____ DATA FOR PROCESSING

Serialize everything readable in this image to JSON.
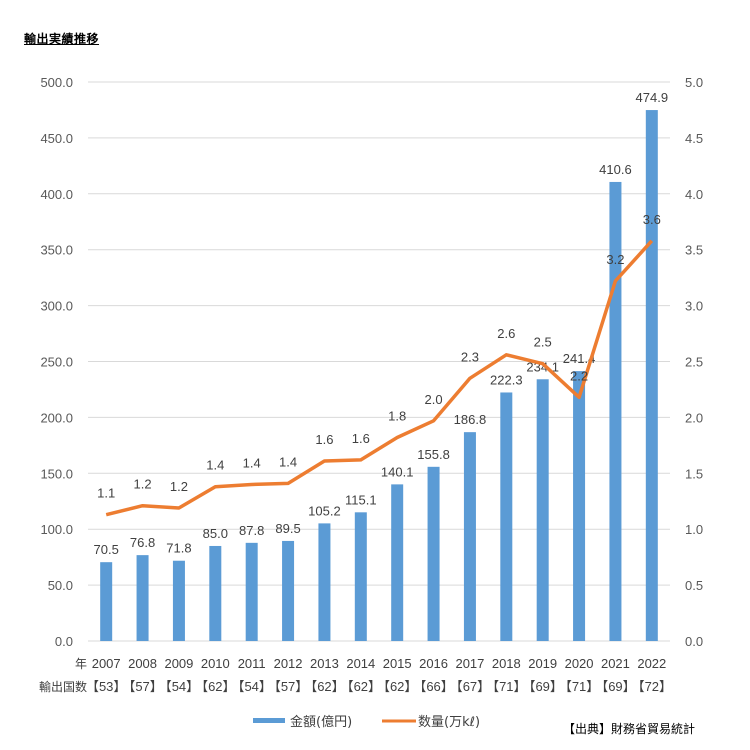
{
  "chart_data": {
    "type": "bar",
    "title": "輸出実績推移",
    "categories": [
      "2007",
      "2008",
      "2009",
      "2010",
      "2011",
      "2012",
      "2013",
      "2014",
      "2015",
      "2016",
      "2017",
      "2018",
      "2019",
      "2020",
      "2021",
      "2022"
    ],
    "x_row_label": "年",
    "countries_row_label": "輸出国数",
    "countries": [
      "【53】",
      "【57】",
      "【54】",
      "【62】",
      "【54】",
      "【57】",
      "【62】",
      "【62】",
      "【62】",
      "【66】",
      "【67】",
      "【71】",
      "【69】",
      "【71】",
      "【69】",
      "【72】"
    ],
    "series": [
      {
        "name": "金額(億円)",
        "type": "bar",
        "axis": "left",
        "color": "#5b9bd5",
        "values": [
          70.5,
          76.8,
          71.8,
          85.0,
          87.8,
          89.5,
          105.2,
          115.1,
          140.1,
          155.8,
          186.8,
          222.3,
          234.1,
          241.4,
          410.6,
          474.9
        ],
        "labels": [
          "70.5",
          "76.8",
          "71.8",
          "85.0",
          "87.8",
          "89.5",
          "105.2",
          "115.1",
          "140.1",
          "155.8",
          "186.8",
          "222.3",
          "234.1",
          "241.4",
          "410.6",
          "474.9"
        ]
      },
      {
        "name": "数量(万kℓ)",
        "type": "line",
        "axis": "right",
        "color": "#ed7d31",
        "values": [
          1.13,
          1.21,
          1.19,
          1.38,
          1.4,
          1.41,
          1.61,
          1.62,
          1.82,
          1.97,
          2.35,
          2.56,
          2.48,
          2.18,
          3.22,
          3.58
        ],
        "labels": [
          "1.1",
          "1.2",
          "1.2",
          "1.4",
          "1.4",
          "1.4",
          "1.6",
          "1.6",
          "1.8",
          "2.0",
          "2.3",
          "2.6",
          "2.5",
          "2.2",
          "3.2",
          "3.6"
        ]
      }
    ],
    "ylim_left": [
      0,
      500
    ],
    "ylim_right": [
      0,
      5
    ],
    "left_ticks": [
      "0.0",
      "50.0",
      "100.0",
      "150.0",
      "200.0",
      "250.0",
      "300.0",
      "350.0",
      "400.0",
      "450.0",
      "500.0"
    ],
    "right_ticks": [
      "0.0",
      "0.5",
      "1.0",
      "1.5",
      "2.0",
      "2.5",
      "3.0",
      "3.5",
      "4.0",
      "4.5",
      "5.0"
    ],
    "grid": true,
    "legend_position": "bottom"
  },
  "source": "【出典】財務省貿易統計"
}
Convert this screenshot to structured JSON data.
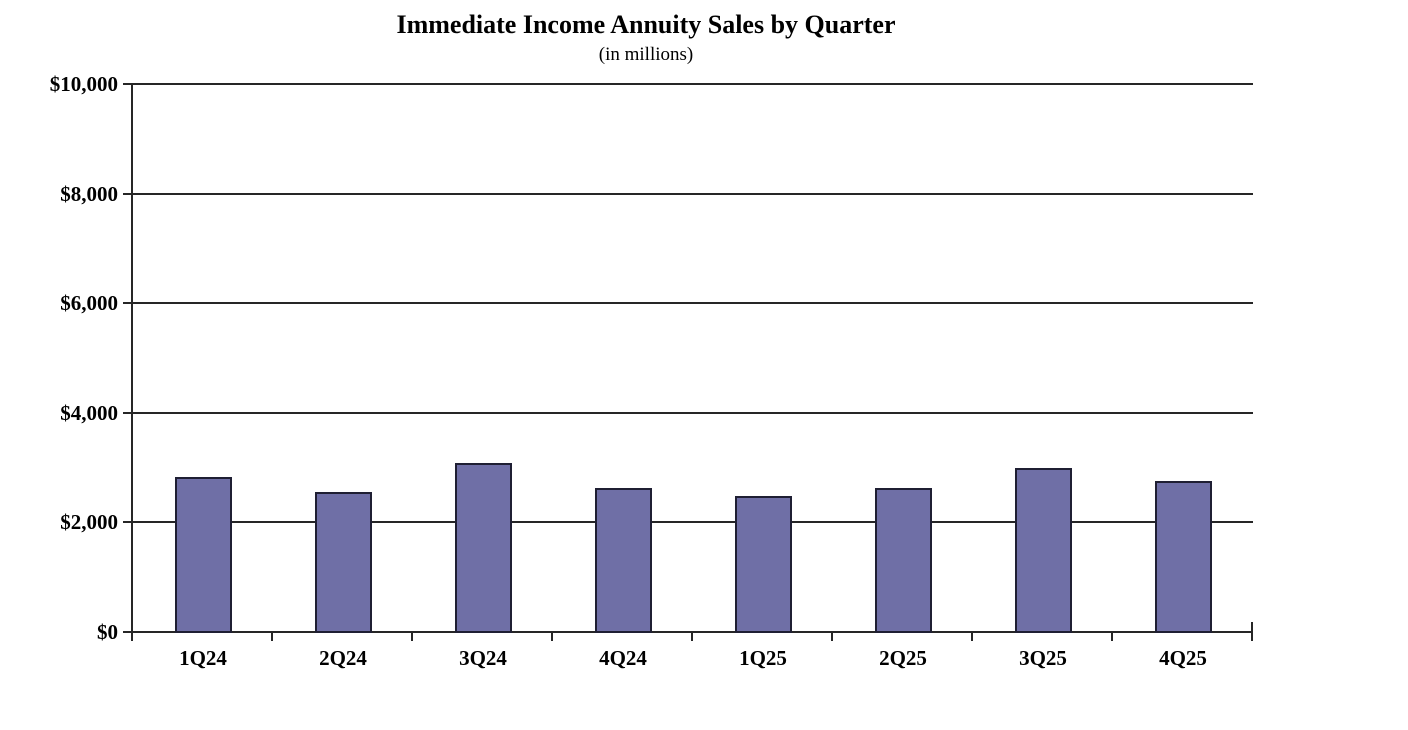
{
  "chart_data": {
    "type": "bar",
    "title": "Immediate Income Annuity Sales by Quarter",
    "subtitle": "(in millions)",
    "categories": [
      "1Q24",
      "2Q24",
      "3Q24",
      "4Q24",
      "1Q25",
      "2Q25",
      "3Q25",
      "4Q25"
    ],
    "values": [
      2825,
      2550,
      3075,
      2625,
      2475,
      2625,
      3000,
      2750
    ],
    "xlabel": "",
    "ylabel": "",
    "ylim": [
      0,
      10000
    ],
    "ytick_interval": 2000,
    "ytick_labels": [
      "$0",
      "$2,000",
      "$4,000",
      "$6,000",
      "$8,000",
      "$10,000"
    ],
    "grid": true,
    "legend": "none",
    "colors": {
      "bar_fill": "#6F6FA6",
      "bar_border": "#1F1F33",
      "axis_and_grid": "#262626",
      "text": "#000000",
      "background": "#FFFFFF"
    }
  }
}
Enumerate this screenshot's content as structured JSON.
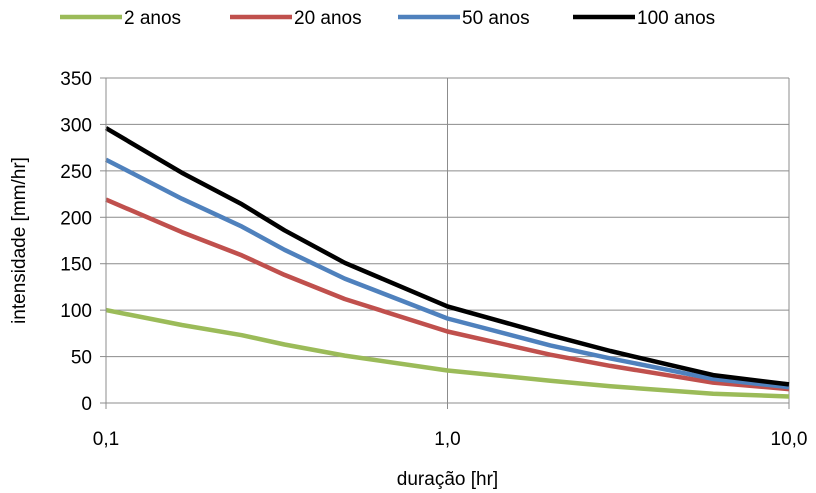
{
  "chart_data": {
    "type": "line",
    "title": "",
    "xlabel": "duração [hr]",
    "ylabel": "intensidade [mm/hr]",
    "x_scale": "log",
    "xlim": [
      0.1,
      10
    ],
    "ylim": [
      0,
      350
    ],
    "x_ticks": [
      {
        "value": 0.1,
        "label": "0,1"
      },
      {
        "value": 1,
        "label": "1,0"
      },
      {
        "value": 10,
        "label": "10,0"
      }
    ],
    "y_ticks": [
      {
        "value": 0,
        "label": "0"
      },
      {
        "value": 50,
        "label": "50"
      },
      {
        "value": 100,
        "label": "100"
      },
      {
        "value": 150,
        "label": "150"
      },
      {
        "value": 200,
        "label": "200"
      },
      {
        "value": 250,
        "label": "250"
      },
      {
        "value": 300,
        "label": "300"
      },
      {
        "value": 350,
        "label": "350"
      }
    ],
    "grid": true,
    "legend_position": "top",
    "series": [
      {
        "name": "2 anos",
        "color": "#9BBB59",
        "x": [
          0.1,
          0.1667,
          0.25,
          0.3333,
          0.5,
          1,
          2,
          3,
          6,
          10
        ],
        "y": [
          100,
          84,
          73,
          63,
          51,
          35,
          24,
          18,
          10,
          7
        ]
      },
      {
        "name": "20 anos",
        "color": "#C0504D",
        "x": [
          0.1,
          0.1667,
          0.25,
          0.3333,
          0.5,
          1,
          2,
          3,
          6,
          10
        ],
        "y": [
          219,
          184,
          159,
          138,
          112,
          77,
          52,
          40,
          22,
          15
        ]
      },
      {
        "name": "50 anos",
        "color": "#4F81BD",
        "x": [
          0.1,
          0.1667,
          0.25,
          0.3333,
          0.5,
          1,
          2,
          3,
          6,
          10
        ],
        "y": [
          262,
          220,
          190,
          165,
          134,
          91,
          62,
          48,
          26,
          17
        ]
      },
      {
        "name": "100 anos",
        "color": "#000000",
        "x": [
          0.1,
          0.1667,
          0.25,
          0.3333,
          0.5,
          1,
          2,
          3,
          6,
          10
        ],
        "y": [
          296,
          248,
          214,
          186,
          151,
          104,
          73,
          56,
          30,
          20
        ]
      }
    ]
  }
}
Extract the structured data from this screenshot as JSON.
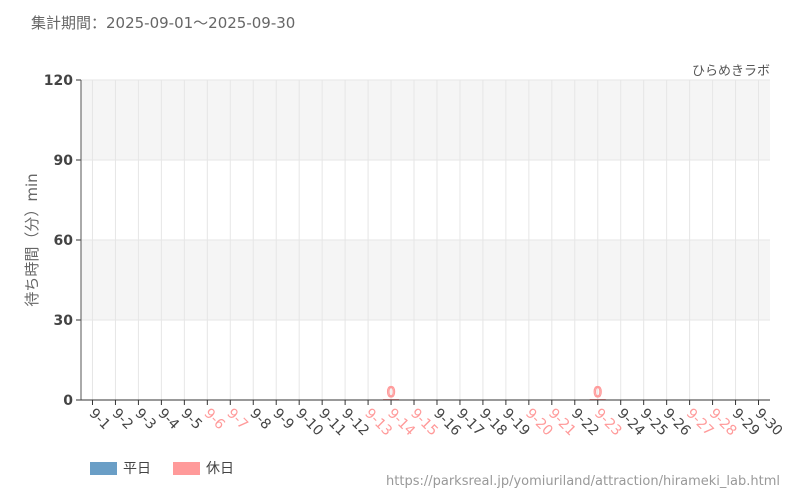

________

__TASK BRIEF__
Restate the entire listing word for word, excluding pictures.

__THE COMPLETED TASK__
Serialize everything readable in this image to JSON.
{
  "chart_data": {
    "type": "bar",
    "title": "輸出実績推移",
    "categories": [
      "2007",
      "2008",
      "2009",
      "2010",
      "2011",
      "2012",
      "2013",
      "2014",
      "2015",
      "2016",
      "2017",
      "2018",
      "2019",
      "2020",
      "2021",
      "2022"
    ],
    "x_row_label": "年",
    "countries_row_label": "輸出国数",
    "countries": [
      "【53】",
      "【57】",
      "【54】",
      "【62】",
      "【54】",
      "【57】",
      "【62】",
      "【62】",
      "【62】",
      "【66】",
      "【67】",
      "【71】",
      "【69】",
      "【71】",
      "【69】",
      "【72】"
    ],
    "series": [
      {
        "name": "金額(億円)",
        "type": "bar",
        "axis": "left",
        "color": "#5b9bd5",
        "values": [
          70.5,
          76.8,
          71.8,
          85.0,
          87.8,
          89.5,
          105.2,
          115.1,
          140.1,
          155.8,
          186.8,
          222.3,
          234.1,
          241.4,
          410.6,
          474.9
        ],
        "labels": [
          "70.5",
          "76.8",
          "71.8",
          "85.0",
          "87.8",
          "89.5",
          "105.2",
          "115.1",
          "140.1",
          "155.8",
          "186.8",
          "222.3",
          "234.1",
          "241.4",
          "410.6",
          "474.9"
        ]
      },
      {
        "name": "数量(万kℓ)",
        "type": "line",
        "axis": "right",
        "color": "#ed7d31",
        "values": [
          1.13,
          1.21,
          1.19,
          1.38,
          1.4,
          1.41,
          1.61,
          1.62,
          1.82,
          1.97,
          2.35,
          2.56,
          2.48,
          2.18,
          3.22,
          3.58
        ],
        "labels": [
          "1.1",
          "1.2",
          "1.2",
          "1.4",
          "1.4",
          "1.4",
          "1.6",
          "1.6",
          "1.8",
          "2.0",
          "2.3",
          "2.6",
          "2.5",
          "2.2",
          "3.2",
          "3.6"
        ]
      }
    ],
    "ylim_left": [
      0,
      500
    ],
    "ylim_right": [
      0,
      5
    ],
    "left_ticks": [
      "0.0",
      "50.0",
      "100.0",
      "150.0",
      "200.0",
      "250.0",
      "300.0",
      "350.0",
      "400.0",
      "450.0",
      "500.0"
    ],
    "right_ticks": [
      "0.0",
      "0.5",
      "1.0",
      "1.5",
      "2.0",
      "2.5",
      "3.0",
      "3.5",
      "4.0",
      "4.5",
      "5.0"
    ],
    "grid": true,
    "legend_position": "bottom"
  },
  "source": "【出典】財務省貿易統計"
}
Convert this screenshot to structured JSON data.
{
  "chart_data": {
    "type": "bar",
    "title": "Immediate Income Annuity Sales by Quarter",
    "subtitle": "(in millions)",
    "categories": [
      "1Q24",
      "2Q24",
      "3Q24",
      "4Q24",
      "1Q25",
      "2Q25",
      "3Q25",
      "4Q25"
    ],
    "values": [
      2825,
      2550,
      3075,
      2625,
      2475,
      2625,
      3000,
      2750
    ],
    "xlabel": "",
    "ylabel": "",
    "ylim": [
      0,
      10000
    ],
    "ytick_interval": 2000,
    "ytick_labels": [
      "$0",
      "$2,000",
      "$4,000",
      "$6,000",
      "$8,000",
      "$10,000"
    ],
    "grid": true,
    "legend": "none",
    "colors": {
      "bar_fill": "#6F6FA6",
      "bar_border": "#1F1F33",
      "axis_and_grid": "#262626",
      "text": "#000000",
      "background": "#FFFFFF"
    }
  }
}
Enumerate this screenshot's content as structured JSON.
{
  "chart_data": {
    "type": "line",
    "title": "",
    "xlabel": "duração [hr]",
    "ylabel": "intensidade [mm/hr]",
    "x_scale": "log",
    "xlim": [
      0.1,
      10
    ],
    "ylim": [
      0,
      350
    ],
    "x_ticks": [
      {
        "value": 0.1,
        "label": "0,1"
      },
      {
        "value": 1,
        "label": "1,0"
      },
      {
        "value": 10,
        "label": "10,0"
      }
    ],
    "y_ticks": [
      {
        "value": 0,
        "label": "0"
      },
      {
        "value": 50,
        "label": "50"
      },
      {
        "value": 100,
        "label": "100"
      },
      {
        "value": 150,
        "label": "150"
      },
      {
        "value": 200,
        "label": "200"
      },
      {
        "value": 250,
        "label": "250"
      },
      {
        "value": 300,
        "label": "300"
      },
      {
        "value": 350,
        "label": "350"
      }
    ],
    "grid": true,
    "legend_position": "top",
    "series": [
      {
        "name": "2 anos",
        "color": "#9BBB59",
        "x": [
          0.1,
          0.1667,
          0.25,
          0.3333,
          0.5,
          1,
          2,
          3,
          6,
          10
        ],
        "y": [
          100,
          84,
          73,
          63,
          51,
          35,
          24,
          18,
          10,
          7
        ]
      },
      {
        "name": "20 anos",
        "color": "#C0504D",
        "x": [
          0.1,
          0.1667,
          0.25,
          0.3333,
          0.5,
          1,
          2,
          3,
          6,
          10
        ],
        "y": [
          219,
          184,
          159,
          138,
          112,
          77,
          52,
          40,
          22,
          15
        ]
      },
      {
        "name": "50 anos",
        "color": "#4F81BD",
        "x": [
          0.1,
          0.1667,
          0.25,
          0.3333,
          0.5,
          1,
          2,
          3,
          6,
          10
        ],
        "y": [
          262,
          220,
          190,
          165,
          134,
          91,
          62,
          48,
          26,
          17
        ]
      },
      {
        "name": "100 anos",
        "color": "#000000",
        "x": [
          0.1,
          0.1667,
          0.25,
          0.3333,
          0.5,
          1,
          2,
          3,
          6,
          10
        ],
        "y": [
          296,
          248,
          214,
          186,
          151,
          104,
          73,
          56,
          30,
          20
        ]
      }
    ]
  }
}
Extract the structured data from this screenshot as JSON.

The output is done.